Text shown —
========

What we call ourselves is important but is only the first step in making a place for ourselves along side our Psychosomatic Medicine colleagues. Let's face it, while similar in many ways, we are, in fact, different. We can obtain clinical privileges and treat patients in two independent specialties, something that our Psychosomatic Medicine colleagues cannot do. We are members of two independent professional guilds with access to the resources of both. With this training, we possess a unique understanding of the relationship of medical/surgical to psychiatric illness, how the interaction affects outcome, and methods to approach patients with combined illness using the lenses of non-psychiatrist and psychiatrist alike. While subspecialists in Psychosomatic Medicine clearly possess superior knowledge about the evaluation and treatment of patients with comorbid medical and psychiatric illness, how to collaborate with non-psychiatrist physicians, and the unmet needs of patients unfortunate enough to have concurrent illness; their viewpoint perceptibly reflects their orientation in psychiatry.

     My intent here is not to create a shooting match between Psychosomatic Medicine subspecialists and those with combined training for, in fact, there are more similarities than differences between the two. It is rather to encourage those with combined training to learn from our colleagues in Psychosomatic Medicine by taking proactive steps to create an environment in which our special skills can best be recognized, supported, and used.

     This is the 10th anniversary of the Association of Medicine and Psychiatry. Kevin O'Connor, our President, in collaboration with the Association Board are performing a survey to see how the Association can support its membership. I would strongly encourage you to work with the Association in developing survey questions which will allow those with combined training to initiate the steps needed to define themselves and the special role they can play in the future. More professionals are coming from combined residencies than are currently being trained in Psychosomatic Medicine. It is important that we position ourselves to take the kind of roles which allow us to most effectively use our skills.

========

Task description —
From the passage on combined medicine and psychiatry training, extract the portion starting at "My intent here" and ending at "supported, and used.", reproducing it word for word.

========

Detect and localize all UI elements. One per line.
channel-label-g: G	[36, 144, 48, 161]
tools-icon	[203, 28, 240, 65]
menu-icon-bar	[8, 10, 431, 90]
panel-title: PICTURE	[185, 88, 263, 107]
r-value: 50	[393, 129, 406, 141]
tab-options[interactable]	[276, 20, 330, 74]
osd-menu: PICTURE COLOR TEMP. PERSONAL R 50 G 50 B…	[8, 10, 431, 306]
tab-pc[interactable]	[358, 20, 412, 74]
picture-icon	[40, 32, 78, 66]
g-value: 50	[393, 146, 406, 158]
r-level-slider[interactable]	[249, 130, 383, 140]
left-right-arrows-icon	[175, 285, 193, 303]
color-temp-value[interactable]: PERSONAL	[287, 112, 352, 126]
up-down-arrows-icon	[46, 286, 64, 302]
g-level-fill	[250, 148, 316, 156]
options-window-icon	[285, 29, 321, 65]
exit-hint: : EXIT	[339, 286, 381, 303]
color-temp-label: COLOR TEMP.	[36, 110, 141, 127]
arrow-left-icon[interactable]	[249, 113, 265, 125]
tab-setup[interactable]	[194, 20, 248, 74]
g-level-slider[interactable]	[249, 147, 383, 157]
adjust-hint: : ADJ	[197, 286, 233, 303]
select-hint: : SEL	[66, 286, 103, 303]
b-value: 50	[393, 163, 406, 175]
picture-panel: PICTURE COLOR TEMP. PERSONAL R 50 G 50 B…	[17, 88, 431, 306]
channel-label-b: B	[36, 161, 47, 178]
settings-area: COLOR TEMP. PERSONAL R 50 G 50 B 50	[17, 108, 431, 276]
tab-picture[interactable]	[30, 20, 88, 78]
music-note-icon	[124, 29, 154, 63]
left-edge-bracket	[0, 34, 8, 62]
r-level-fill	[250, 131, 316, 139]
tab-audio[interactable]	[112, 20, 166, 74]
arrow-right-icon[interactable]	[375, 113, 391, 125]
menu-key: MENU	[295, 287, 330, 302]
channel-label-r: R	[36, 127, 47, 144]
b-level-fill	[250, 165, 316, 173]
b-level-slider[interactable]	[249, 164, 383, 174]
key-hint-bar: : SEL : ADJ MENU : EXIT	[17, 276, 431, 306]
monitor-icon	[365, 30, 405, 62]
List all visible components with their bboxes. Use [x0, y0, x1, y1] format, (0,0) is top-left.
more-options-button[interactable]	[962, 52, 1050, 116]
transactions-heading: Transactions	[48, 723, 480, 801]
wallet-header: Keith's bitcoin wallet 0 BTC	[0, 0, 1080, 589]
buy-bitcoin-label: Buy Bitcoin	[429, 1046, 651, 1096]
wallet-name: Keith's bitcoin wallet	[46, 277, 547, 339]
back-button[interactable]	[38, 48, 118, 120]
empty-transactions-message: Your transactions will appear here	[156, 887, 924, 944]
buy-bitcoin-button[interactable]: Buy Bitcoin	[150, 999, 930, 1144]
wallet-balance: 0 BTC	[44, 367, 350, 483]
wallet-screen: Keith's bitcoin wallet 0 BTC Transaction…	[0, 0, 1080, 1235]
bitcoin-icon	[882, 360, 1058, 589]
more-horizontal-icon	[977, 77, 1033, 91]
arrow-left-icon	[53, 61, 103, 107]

========

Response to the task —
My intent here is not to create a shooting match between Psychosomatic Medicine subspecialists and those with combined training for, in fact, there are more similarities than differences between the two. It is rather to encourage those with combined training to learn from our colleagues in Psychosomatic Medicine by taking proactive steps to create an environment in which our special skills can best be recognized, supported, and used.